Records from a data source

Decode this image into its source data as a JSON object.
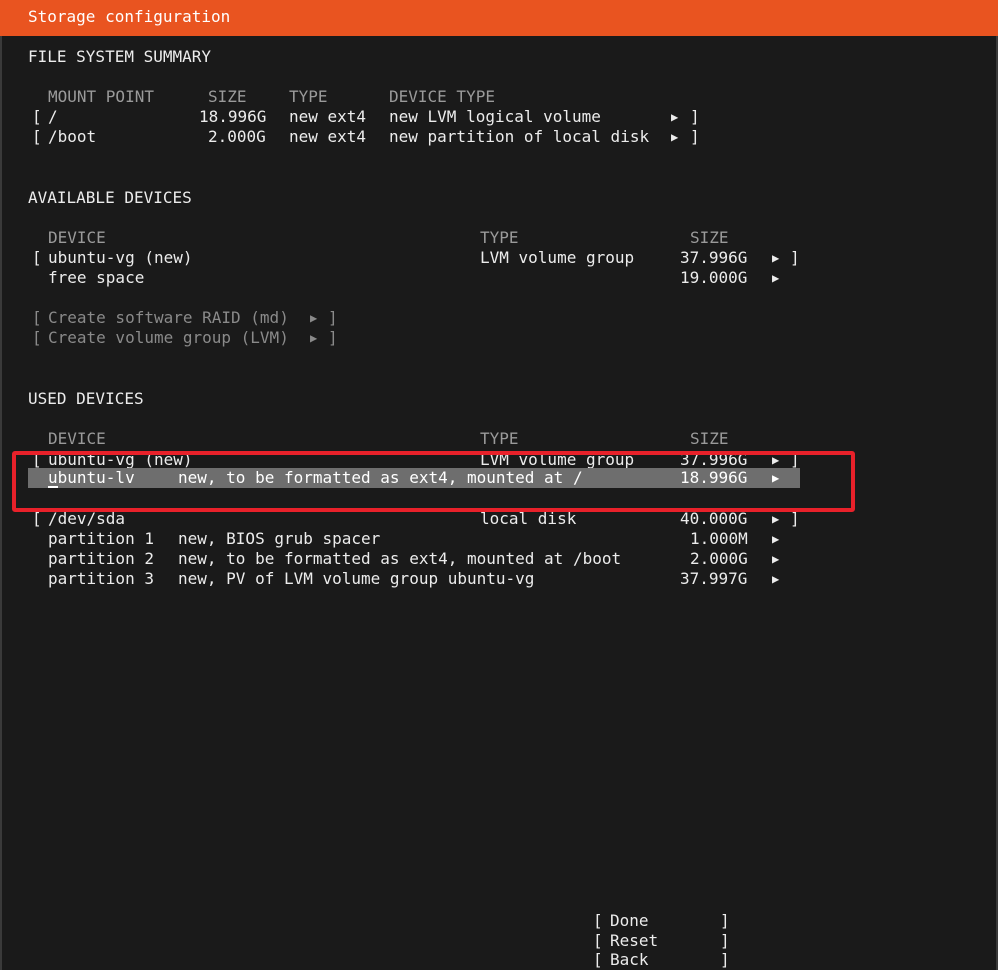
{
  "window": {
    "title": "Storage configuration",
    "accent_color": "#e95420",
    "highlight_color": "#e8212a"
  },
  "fs_summary": {
    "heading": "FILE SYSTEM SUMMARY",
    "headers": {
      "mount_point": "MOUNT POINT",
      "size": "SIZE",
      "type": "TYPE",
      "device_type": "DEVICE TYPE"
    },
    "rows": [
      {
        "mount": "/",
        "size": "18.996G",
        "type": "new ext4",
        "device_type": "new LVM logical volume"
      },
      {
        "mount": "/boot",
        "size": "2.000G",
        "type": "new ext4",
        "device_type": "new partition of local disk"
      }
    ]
  },
  "available": {
    "heading": "AVAILABLE DEVICES",
    "headers": {
      "device": "DEVICE",
      "type": "TYPE",
      "size": "SIZE"
    },
    "rows": [
      {
        "device": "ubuntu-vg (new)",
        "type": "LVM volume group",
        "size": "37.996G"
      },
      {
        "device": "free space",
        "type": "",
        "size": "19.000G"
      }
    ],
    "actions": [
      "Create software RAID (md)",
      "Create volume group (LVM)"
    ]
  },
  "used": {
    "heading": "USED DEVICES",
    "headers": {
      "device": "DEVICE",
      "type": "TYPE",
      "size": "SIZE"
    },
    "rows": [
      {
        "device": "ubuntu-vg (new)",
        "type": "LVM volume group",
        "size": "37.996G"
      },
      {
        "device": "ubuntu-lv",
        "type": "new, to be formatted as ext4, mounted at /",
        "size": "18.996G",
        "selected": true
      },
      {
        "device": "/dev/sda",
        "type": "local disk",
        "size": "40.000G"
      },
      {
        "device": "partition 1",
        "type": "new, BIOS grub spacer",
        "size": "1.000M"
      },
      {
        "device": "partition 2",
        "type": "new, to be formatted as ext4, mounted at /boot",
        "size": "2.000G"
      },
      {
        "device": "partition 3",
        "type": "new, PV of LVM volume group ubuntu-vg",
        "size": "37.997G"
      }
    ]
  },
  "buttons": {
    "done": "Done",
    "reset": "Reset",
    "back": "Back"
  },
  "glyphs": {
    "open_bracket": "[",
    "close_bracket": "]",
    "arrow": "▶"
  }
}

Task objective
Look through the material and copy each line that has "mounted".

Solution for this task
        "type": "new, to be formatted as ext4, mounted at /",
        "type": "new, to be formatted as ext4, mounted at /boot",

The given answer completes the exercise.